Instructions to follow:
Select and reproduce each line of the listing below that bears the string "more".
* Begin Extracted information *
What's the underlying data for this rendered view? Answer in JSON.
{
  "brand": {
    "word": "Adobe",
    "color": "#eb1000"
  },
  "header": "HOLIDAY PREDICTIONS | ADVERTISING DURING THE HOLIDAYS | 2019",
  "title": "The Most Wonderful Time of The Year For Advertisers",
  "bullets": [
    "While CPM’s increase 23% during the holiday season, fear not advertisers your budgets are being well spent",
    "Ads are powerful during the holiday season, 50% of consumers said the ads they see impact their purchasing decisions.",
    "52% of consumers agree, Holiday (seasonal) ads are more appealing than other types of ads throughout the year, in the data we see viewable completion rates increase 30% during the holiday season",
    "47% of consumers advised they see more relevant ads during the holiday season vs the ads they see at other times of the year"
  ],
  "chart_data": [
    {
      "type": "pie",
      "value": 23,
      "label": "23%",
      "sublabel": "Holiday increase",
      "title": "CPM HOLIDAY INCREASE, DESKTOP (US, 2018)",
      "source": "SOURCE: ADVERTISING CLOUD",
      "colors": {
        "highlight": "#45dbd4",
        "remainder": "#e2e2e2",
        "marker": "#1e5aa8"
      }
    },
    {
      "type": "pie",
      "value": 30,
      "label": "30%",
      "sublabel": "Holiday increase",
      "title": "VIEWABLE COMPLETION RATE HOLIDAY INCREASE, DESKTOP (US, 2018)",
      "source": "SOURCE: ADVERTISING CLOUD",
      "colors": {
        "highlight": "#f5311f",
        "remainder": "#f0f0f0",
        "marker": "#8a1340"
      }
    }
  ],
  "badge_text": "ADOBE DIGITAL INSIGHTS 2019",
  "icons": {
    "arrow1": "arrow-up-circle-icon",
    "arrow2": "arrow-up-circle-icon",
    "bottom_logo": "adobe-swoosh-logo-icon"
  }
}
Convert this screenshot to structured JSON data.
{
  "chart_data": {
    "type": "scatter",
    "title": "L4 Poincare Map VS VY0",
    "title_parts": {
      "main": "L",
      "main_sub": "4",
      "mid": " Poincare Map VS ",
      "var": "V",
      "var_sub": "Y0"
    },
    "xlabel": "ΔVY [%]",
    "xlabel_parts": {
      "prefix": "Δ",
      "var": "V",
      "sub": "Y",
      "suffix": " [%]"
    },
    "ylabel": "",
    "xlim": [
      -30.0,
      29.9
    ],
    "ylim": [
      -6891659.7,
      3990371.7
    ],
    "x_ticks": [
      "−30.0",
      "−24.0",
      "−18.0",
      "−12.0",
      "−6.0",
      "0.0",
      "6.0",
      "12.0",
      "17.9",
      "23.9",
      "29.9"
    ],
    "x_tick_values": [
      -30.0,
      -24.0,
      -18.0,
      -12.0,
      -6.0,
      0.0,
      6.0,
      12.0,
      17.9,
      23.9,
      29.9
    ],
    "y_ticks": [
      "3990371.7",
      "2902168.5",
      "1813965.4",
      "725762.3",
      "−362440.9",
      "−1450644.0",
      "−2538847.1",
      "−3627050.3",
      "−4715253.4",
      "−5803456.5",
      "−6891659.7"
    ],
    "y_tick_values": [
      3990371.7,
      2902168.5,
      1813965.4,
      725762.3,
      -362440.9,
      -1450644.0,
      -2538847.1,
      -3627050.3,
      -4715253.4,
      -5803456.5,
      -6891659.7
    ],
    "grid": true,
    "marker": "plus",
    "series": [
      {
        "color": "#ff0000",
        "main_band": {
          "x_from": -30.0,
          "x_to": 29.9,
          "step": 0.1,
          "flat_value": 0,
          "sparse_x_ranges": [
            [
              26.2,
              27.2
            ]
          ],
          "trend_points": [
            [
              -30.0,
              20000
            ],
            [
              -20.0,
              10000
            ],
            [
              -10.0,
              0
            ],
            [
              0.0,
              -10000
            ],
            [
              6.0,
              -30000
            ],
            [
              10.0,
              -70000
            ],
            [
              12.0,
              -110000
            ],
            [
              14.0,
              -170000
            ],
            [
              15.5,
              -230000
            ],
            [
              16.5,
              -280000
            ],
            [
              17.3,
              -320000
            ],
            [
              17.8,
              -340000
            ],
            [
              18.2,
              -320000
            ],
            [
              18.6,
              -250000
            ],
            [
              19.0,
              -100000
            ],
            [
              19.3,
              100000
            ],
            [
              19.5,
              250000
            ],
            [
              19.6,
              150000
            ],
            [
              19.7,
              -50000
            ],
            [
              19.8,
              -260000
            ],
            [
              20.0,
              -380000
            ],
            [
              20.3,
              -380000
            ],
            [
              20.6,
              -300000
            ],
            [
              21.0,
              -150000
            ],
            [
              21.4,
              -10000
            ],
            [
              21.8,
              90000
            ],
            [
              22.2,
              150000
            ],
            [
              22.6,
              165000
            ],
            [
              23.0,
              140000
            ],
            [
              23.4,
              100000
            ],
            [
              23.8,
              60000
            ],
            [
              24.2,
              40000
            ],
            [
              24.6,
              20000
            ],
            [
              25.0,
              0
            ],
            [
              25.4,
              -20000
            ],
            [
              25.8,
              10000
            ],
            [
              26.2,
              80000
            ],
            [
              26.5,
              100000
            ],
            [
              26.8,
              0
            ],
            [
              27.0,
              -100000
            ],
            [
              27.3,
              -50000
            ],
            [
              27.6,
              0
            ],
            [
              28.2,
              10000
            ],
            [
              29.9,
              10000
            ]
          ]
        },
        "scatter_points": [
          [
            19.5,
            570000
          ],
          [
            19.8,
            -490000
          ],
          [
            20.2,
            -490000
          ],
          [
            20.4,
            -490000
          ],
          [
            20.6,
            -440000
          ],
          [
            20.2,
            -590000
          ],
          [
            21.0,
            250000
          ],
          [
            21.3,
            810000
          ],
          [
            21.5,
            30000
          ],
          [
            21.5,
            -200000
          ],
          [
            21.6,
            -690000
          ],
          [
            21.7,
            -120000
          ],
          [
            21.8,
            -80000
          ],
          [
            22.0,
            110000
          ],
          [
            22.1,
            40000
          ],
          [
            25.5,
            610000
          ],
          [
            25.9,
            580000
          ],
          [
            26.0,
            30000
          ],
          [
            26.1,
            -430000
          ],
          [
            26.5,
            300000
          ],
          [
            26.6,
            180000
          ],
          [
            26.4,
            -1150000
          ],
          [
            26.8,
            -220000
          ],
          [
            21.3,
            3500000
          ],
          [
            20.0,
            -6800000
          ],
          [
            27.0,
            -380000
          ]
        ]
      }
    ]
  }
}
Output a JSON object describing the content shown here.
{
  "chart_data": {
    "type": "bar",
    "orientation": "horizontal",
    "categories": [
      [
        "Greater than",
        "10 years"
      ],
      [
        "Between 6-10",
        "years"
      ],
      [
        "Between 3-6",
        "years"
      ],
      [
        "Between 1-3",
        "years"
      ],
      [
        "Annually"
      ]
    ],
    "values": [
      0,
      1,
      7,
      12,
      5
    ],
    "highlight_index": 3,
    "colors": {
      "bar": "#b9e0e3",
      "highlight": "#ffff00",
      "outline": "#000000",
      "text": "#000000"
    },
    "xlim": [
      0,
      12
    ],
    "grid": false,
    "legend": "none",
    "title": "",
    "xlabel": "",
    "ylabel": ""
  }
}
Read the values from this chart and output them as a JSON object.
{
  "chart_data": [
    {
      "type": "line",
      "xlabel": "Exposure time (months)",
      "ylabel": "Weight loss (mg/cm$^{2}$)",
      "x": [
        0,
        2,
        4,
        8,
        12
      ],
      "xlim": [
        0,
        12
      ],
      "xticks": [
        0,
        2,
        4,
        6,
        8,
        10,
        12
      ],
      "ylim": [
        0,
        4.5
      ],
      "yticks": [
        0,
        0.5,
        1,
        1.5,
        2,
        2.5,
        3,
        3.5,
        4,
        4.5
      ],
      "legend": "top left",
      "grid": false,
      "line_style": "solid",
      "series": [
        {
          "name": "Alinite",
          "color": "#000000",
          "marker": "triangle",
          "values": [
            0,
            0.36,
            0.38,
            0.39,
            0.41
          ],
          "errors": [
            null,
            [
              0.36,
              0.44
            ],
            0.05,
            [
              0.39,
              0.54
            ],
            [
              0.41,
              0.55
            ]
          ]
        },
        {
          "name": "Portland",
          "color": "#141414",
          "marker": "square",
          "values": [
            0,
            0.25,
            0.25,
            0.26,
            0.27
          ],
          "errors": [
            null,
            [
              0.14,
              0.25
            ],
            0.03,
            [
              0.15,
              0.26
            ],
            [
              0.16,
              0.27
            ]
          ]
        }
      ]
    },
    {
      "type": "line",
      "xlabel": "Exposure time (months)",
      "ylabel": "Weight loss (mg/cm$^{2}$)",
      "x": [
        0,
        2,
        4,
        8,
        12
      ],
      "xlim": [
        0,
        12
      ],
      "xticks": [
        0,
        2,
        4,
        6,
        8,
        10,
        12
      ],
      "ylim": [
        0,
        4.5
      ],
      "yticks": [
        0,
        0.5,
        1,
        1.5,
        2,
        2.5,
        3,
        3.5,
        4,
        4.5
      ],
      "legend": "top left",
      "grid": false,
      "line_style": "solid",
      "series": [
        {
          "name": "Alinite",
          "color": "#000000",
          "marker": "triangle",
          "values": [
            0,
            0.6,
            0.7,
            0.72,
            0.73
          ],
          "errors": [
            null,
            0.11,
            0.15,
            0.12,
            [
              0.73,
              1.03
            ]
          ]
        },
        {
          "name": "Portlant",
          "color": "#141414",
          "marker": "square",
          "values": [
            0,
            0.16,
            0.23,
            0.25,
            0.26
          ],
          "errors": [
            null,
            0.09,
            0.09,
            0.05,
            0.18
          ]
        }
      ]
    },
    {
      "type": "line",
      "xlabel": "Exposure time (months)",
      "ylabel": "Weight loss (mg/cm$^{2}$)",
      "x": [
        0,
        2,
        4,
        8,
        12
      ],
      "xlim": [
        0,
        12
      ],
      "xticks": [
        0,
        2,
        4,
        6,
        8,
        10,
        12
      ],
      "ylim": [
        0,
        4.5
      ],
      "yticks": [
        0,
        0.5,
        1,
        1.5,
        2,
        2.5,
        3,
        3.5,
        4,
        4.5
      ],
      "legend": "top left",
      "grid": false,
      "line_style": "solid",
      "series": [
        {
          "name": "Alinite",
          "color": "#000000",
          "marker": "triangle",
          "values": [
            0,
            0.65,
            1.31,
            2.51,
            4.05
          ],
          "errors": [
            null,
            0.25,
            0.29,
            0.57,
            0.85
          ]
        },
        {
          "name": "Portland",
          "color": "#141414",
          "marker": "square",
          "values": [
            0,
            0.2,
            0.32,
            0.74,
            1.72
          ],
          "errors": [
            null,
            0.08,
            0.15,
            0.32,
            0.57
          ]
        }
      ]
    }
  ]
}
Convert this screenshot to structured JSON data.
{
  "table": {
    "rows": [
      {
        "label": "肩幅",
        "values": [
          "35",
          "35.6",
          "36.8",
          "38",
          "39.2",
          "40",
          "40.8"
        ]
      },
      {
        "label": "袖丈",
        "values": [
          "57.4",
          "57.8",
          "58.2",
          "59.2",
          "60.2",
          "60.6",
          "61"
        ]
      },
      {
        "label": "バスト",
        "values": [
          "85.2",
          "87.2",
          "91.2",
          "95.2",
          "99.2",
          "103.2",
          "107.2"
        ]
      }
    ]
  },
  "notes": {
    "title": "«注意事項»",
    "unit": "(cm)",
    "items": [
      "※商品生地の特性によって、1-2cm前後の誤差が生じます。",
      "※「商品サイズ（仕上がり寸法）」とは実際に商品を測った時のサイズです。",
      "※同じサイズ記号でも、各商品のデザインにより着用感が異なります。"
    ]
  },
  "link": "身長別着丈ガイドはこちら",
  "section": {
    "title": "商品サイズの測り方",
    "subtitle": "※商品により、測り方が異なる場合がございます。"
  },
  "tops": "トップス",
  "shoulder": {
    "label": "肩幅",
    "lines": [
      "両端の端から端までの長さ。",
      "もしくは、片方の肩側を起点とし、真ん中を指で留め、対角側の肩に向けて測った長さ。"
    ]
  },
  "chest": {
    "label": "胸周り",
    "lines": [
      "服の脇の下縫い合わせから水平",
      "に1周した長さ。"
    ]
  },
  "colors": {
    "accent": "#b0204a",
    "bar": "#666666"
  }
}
* End Extracted information *
Result for this task:
    "52% of consumers agree, Holiday (seasonal) ads are more appealing than other types of ads throughout the year, in the data we see viewable completion rates increase 30% during the holiday season",
    "47% of consumers advised they see more relevant ads during the holiday season vs the ads they see at other times of the year"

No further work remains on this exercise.